* **Recorded information**
==========

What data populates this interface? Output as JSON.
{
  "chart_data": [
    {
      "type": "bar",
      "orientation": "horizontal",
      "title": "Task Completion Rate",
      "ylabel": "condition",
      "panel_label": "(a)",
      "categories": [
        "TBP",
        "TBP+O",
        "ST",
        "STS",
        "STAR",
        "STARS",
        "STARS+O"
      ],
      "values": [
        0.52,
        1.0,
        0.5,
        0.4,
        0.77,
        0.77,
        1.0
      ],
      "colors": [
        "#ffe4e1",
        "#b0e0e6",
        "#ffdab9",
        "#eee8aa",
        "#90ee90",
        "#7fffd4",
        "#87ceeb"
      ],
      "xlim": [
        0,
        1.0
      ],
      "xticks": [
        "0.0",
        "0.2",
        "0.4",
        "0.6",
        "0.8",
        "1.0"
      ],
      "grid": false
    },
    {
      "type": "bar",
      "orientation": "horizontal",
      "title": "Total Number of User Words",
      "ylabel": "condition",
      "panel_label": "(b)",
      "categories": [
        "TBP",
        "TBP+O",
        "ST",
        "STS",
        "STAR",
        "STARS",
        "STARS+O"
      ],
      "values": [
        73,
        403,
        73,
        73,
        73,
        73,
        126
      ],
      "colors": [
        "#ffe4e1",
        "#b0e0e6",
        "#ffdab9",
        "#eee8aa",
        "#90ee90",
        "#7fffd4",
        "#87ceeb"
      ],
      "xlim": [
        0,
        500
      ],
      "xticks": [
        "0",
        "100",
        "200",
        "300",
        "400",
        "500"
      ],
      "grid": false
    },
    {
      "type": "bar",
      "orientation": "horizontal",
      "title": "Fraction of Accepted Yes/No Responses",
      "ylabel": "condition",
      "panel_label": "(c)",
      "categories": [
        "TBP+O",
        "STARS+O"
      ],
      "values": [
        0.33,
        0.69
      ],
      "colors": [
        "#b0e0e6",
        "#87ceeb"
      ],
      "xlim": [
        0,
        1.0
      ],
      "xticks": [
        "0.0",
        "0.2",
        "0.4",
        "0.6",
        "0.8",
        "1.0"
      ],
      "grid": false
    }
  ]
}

==========

Your task is to quote all of the data word for word.

What data populates this interface? Output as JSON.
{
  "chart_data": [
    {
      "type": "bar",
      "orientation": "horizontal",
      "title": "Task Completion Rate",
      "ylabel": "condition",
      "panel_label": "(a)",
      "categories": [
        "TBP",
        "TBP+O",
        "ST",
        "STS",
        "STAR",
        "STARS",
        "STARS+O"
      ],
      "values": [
        0.52,
        1.0,
        0.5,
        0.4,
        0.77,
        0.77,
        1.0
      ],
      "colors": [
        "#ffe4e1",
        "#b0e0e6",
        "#ffdab9",
        "#eee8aa",
        "#90ee90",
        "#7fffd4",
        "#87ceeb"
      ],
      "xlim": [
        0,
        1.0
      ],
      "xticks": [
        "0.0",
        "0.2",
        "0.4",
        "0.6",
        "0.8",
        "1.0"
      ],
      "grid": false
    },
    {
      "type": "bar",
      "orientation": "horizontal",
      "title": "Total Number of User Words",
      "ylabel": "condition",
      "panel_label": "(b)",
      "categories": [
        "TBP",
        "TBP+O",
        "ST",
        "STS",
        "STAR",
        "STARS",
        "STARS+O"
      ],
      "values": [
        73,
        403,
        73,
        73,
        73,
        73,
        126
      ],
      "colors": [
        "#ffe4e1",
        "#b0e0e6",
        "#ffdab9",
        "#eee8aa",
        "#90ee90",
        "#7fffd4",
        "#87ceeb"
      ],
      "xlim": [
        0,
        500
      ],
      "xticks": [
        "0",
        "100",
        "200",
        "300",
        "400",
        "500"
      ],
      "grid": false
    },
    {
      "type": "bar",
      "orientation": "horizontal",
      "title": "Fraction of Accepted Yes/No Responses",
      "ylabel": "condition",
      "panel_label": "(c)",
      "categories": [
        "TBP+O",
        "STARS+O"
      ],
      "values": [
        0.33,
        0.69
      ],
      "colors": [
        "#b0e0e6",
        "#87ceeb"
      ],
      "xlim": [
        0,
        1.0
      ],
      "xticks": [
        "0.0",
        "0.2",
        "0.4",
        "0.6",
        "0.8",
        "1.0"
      ],
      "grid": false
    }
  ]
}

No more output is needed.